Set problem >> Filter these entries, keeping only lines that hold the word "Пройдите".

Provided entries >>
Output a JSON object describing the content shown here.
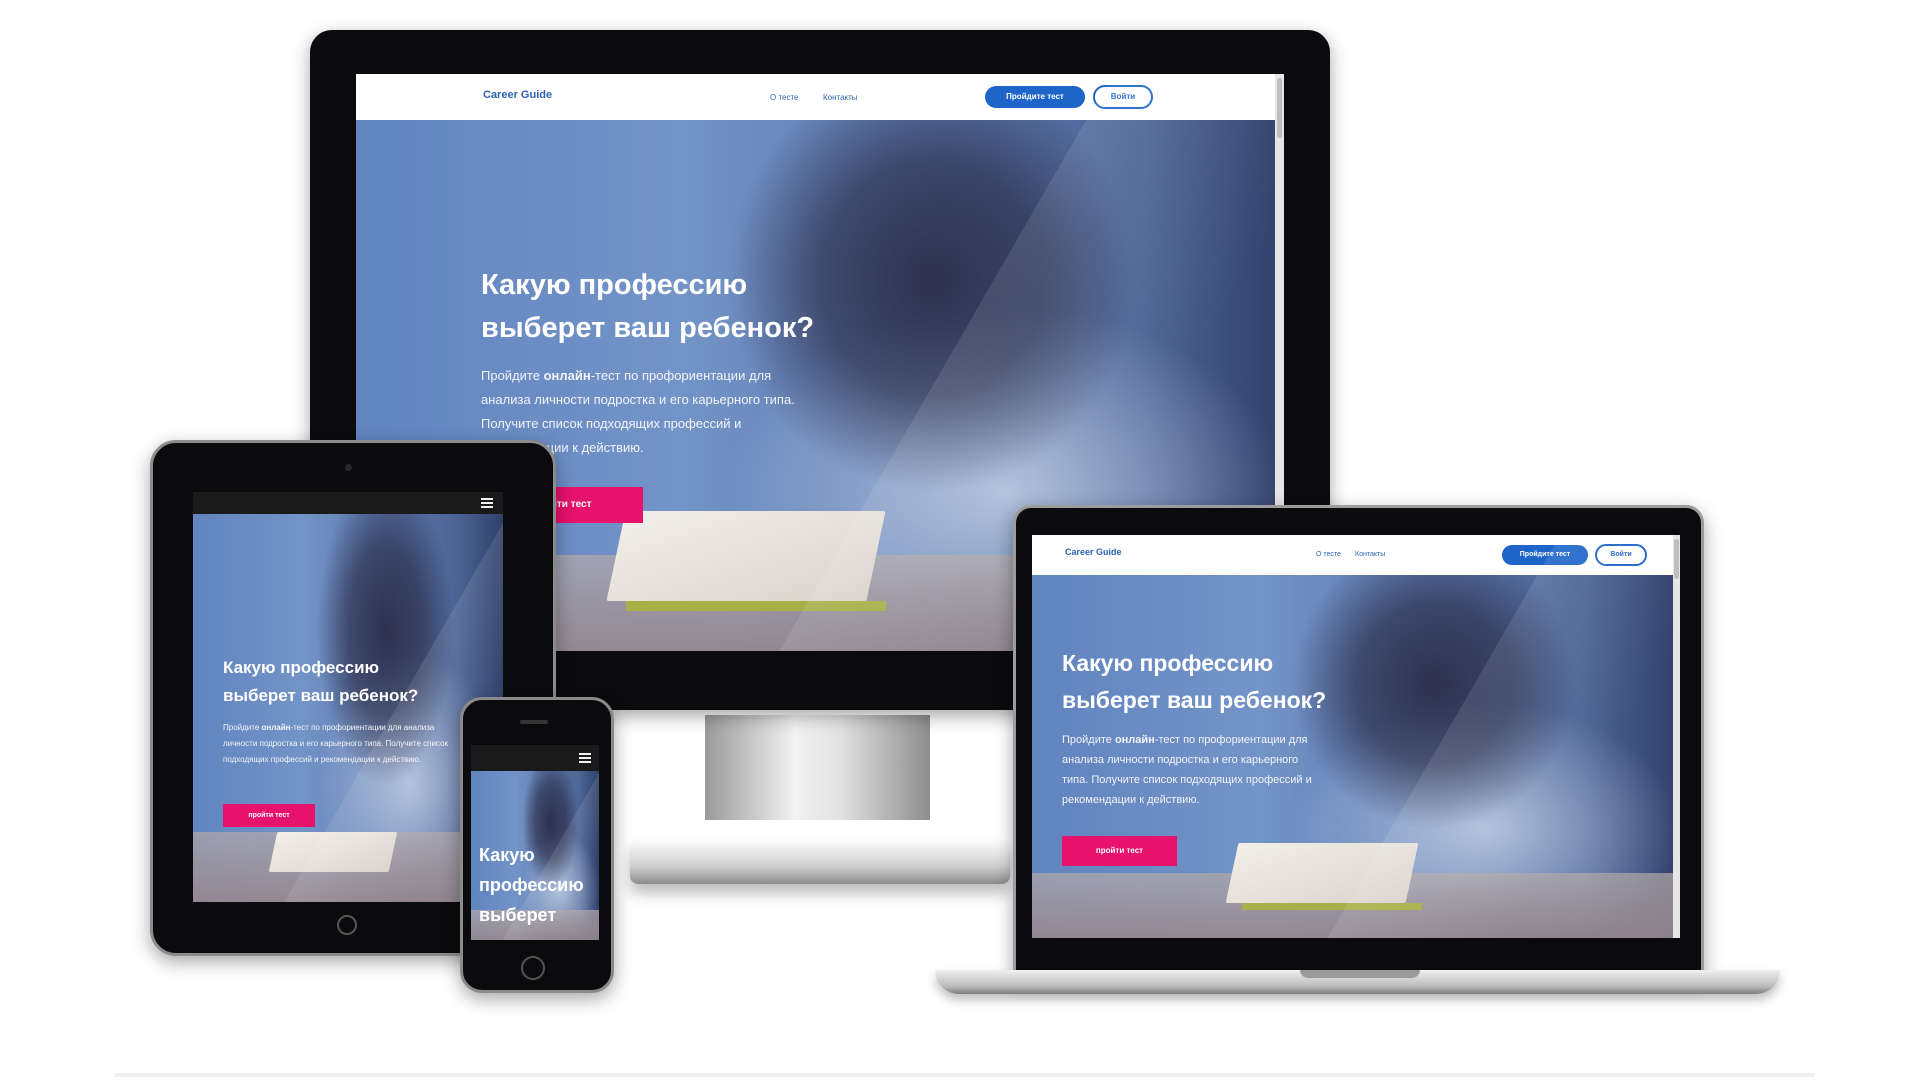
{
  "site": {
    "brand": "Career Guide",
    "nav_about": "О тесте",
    "nav_contacts": "Контакты",
    "btn_take_test": "Пройдите тест",
    "btn_login": "Войти",
    "headline_line1": "Какую профессию",
    "headline_line2": "выберет ваш ребенок?",
    "sub_pre": "Пройдите ",
    "sub_bold": "онлайн",
    "sub_post": "-тест по профориентации для анализа личности подростка и его карьерного типа. Получите список подходящих профессий и рекомендации к действию.",
    "cta_label": "пройти тест",
    "phone_headline_1": "Какую",
    "phone_headline_2": "профессию",
    "phone_headline_3": "выберет"
  },
  "icons": {
    "menu": "hamburger-menu-icon",
    "home_button": "home-button-icon"
  },
  "colors": {
    "brand_blue": "#1e65c9",
    "cta_pink": "#e6126b",
    "device_black": "#0b0b0d"
  }
}
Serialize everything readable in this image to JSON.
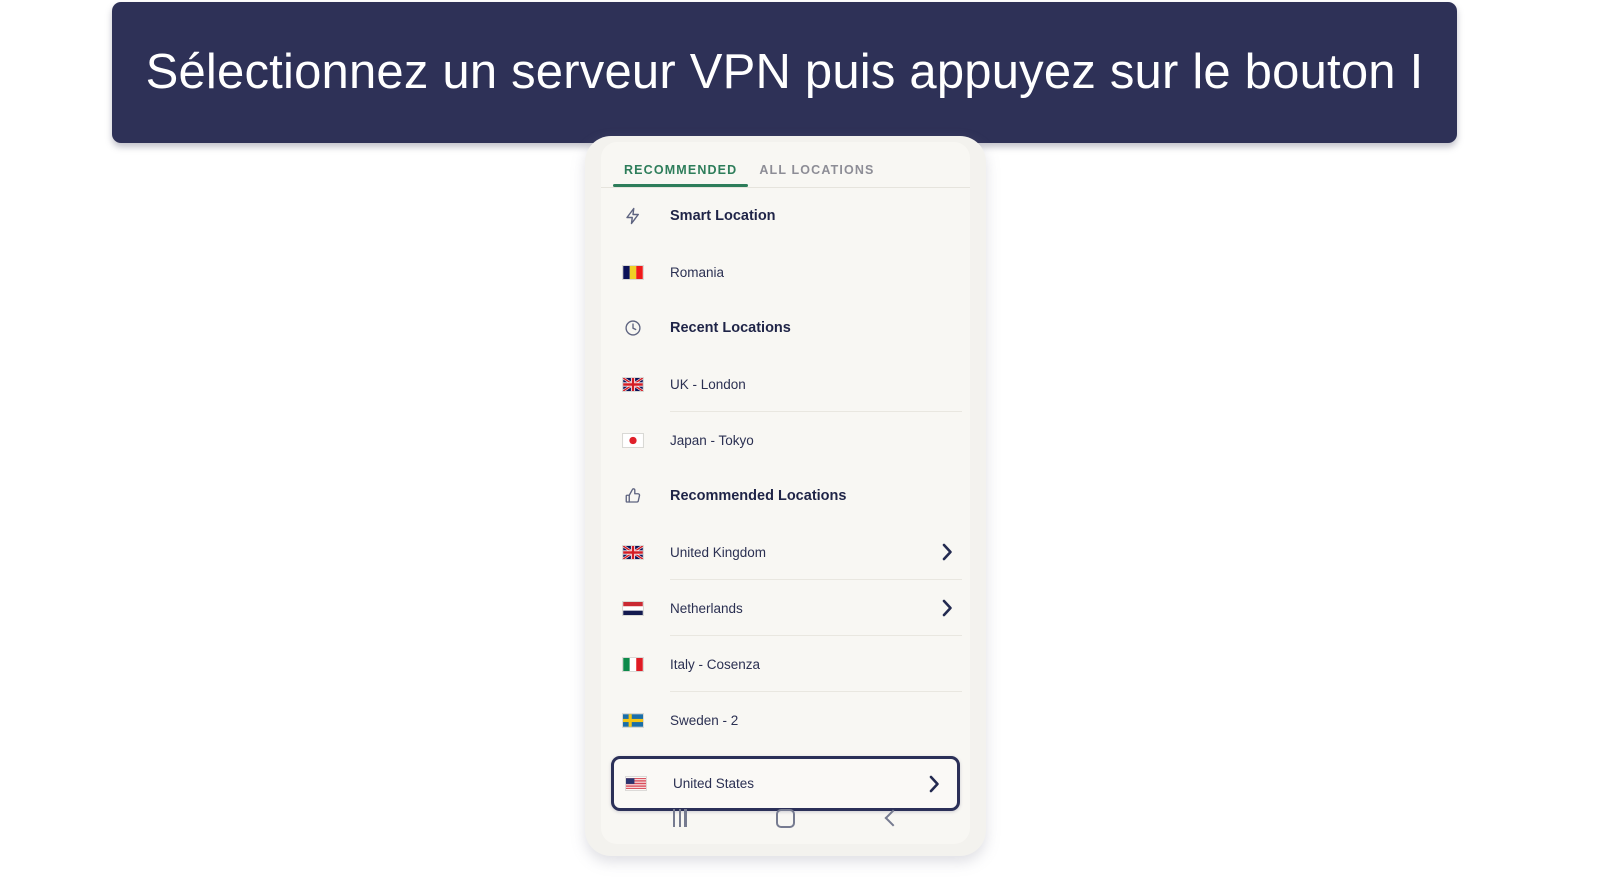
{
  "banner": {
    "text": "Sélectionnez un serveur VPN puis appuyez sur le bouton I",
    "background": "#2e3157",
    "text_color": "#ffffff"
  },
  "app": {
    "accent_green": "#2d7d5a",
    "screen_background": "#f8f7f3",
    "highlight_border": "#2b3058",
    "tabs": [
      {
        "label": "RECOMMENDED",
        "active": true
      },
      {
        "label": "ALL LOCATIONS",
        "active": false
      }
    ],
    "sections": [
      {
        "name": "smart-location",
        "icon": "lightning-bolt-icon",
        "header": "Smart Location",
        "rows": [
          {
            "label": "Romania",
            "flag": "romania-flag",
            "chevron": false,
            "divider": false,
            "selected": false
          }
        ]
      },
      {
        "name": "recent-locations",
        "icon": "clock-icon",
        "header": "Recent Locations",
        "rows": [
          {
            "label": "UK - London",
            "flag": "united-kingdom-flag",
            "chevron": false,
            "divider": true,
            "selected": false
          },
          {
            "label": "Japan - Tokyo",
            "flag": "japan-flag",
            "chevron": false,
            "divider": false,
            "selected": false
          }
        ]
      },
      {
        "name": "recommended-locations",
        "icon": "thumbs-up-icon",
        "header": "Recommended Locations",
        "rows": [
          {
            "label": "United Kingdom",
            "flag": "united-kingdom-flag",
            "chevron": true,
            "divider": true,
            "selected": false
          },
          {
            "label": "Netherlands",
            "flag": "netherlands-flag",
            "chevron": true,
            "divider": true,
            "selected": false
          },
          {
            "label": "Italy - Cosenza",
            "flag": "italy-flag",
            "chevron": false,
            "divider": true,
            "selected": false
          },
          {
            "label": "Sweden - 2",
            "flag": "sweden-flag",
            "chevron": false,
            "divider": false,
            "selected": false
          },
          {
            "label": "United States",
            "flag": "united-states-flag",
            "chevron": true,
            "divider": false,
            "selected": true
          }
        ]
      }
    ],
    "navbar": [
      {
        "name": "recents-button",
        "icon": "recents-icon"
      },
      {
        "name": "home-button",
        "icon": "home-icon"
      },
      {
        "name": "back-button",
        "icon": "back-icon"
      }
    ]
  }
}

Expected output >>
    "btn_take_test": "Пройдите тест",
    "sub_pre": "Пройдите ",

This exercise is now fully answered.